What is asked
Where a line of the listing below includes the word "JSON", reproduce that line.

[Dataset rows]
## BEGIN

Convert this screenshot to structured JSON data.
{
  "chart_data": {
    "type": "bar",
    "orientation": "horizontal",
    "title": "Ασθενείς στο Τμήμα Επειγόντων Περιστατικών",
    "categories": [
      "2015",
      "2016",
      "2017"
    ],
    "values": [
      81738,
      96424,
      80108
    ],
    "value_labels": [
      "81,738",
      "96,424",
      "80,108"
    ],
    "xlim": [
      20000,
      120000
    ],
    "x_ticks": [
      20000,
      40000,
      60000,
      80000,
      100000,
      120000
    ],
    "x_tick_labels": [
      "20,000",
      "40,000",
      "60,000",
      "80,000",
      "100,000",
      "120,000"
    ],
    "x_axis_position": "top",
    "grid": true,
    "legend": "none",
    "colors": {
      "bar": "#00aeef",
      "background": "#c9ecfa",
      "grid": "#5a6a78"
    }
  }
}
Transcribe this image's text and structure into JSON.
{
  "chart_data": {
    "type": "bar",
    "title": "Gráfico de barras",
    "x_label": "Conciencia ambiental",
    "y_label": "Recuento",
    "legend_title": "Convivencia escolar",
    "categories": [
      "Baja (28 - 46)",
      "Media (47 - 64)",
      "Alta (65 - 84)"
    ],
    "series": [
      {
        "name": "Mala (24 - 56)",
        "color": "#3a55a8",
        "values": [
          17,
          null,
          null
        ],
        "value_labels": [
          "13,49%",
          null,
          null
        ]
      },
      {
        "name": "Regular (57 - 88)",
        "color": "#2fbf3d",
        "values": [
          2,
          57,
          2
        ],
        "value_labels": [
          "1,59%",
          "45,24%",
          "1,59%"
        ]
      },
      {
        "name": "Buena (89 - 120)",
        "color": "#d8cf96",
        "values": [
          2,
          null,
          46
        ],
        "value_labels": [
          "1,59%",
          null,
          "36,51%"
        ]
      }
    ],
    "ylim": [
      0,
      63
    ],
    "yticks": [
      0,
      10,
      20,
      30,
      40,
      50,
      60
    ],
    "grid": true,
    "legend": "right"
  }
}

## END

Solution to this problem
Convert this screenshot to structured JSON data.
Transcribe this image's text and structure into JSON.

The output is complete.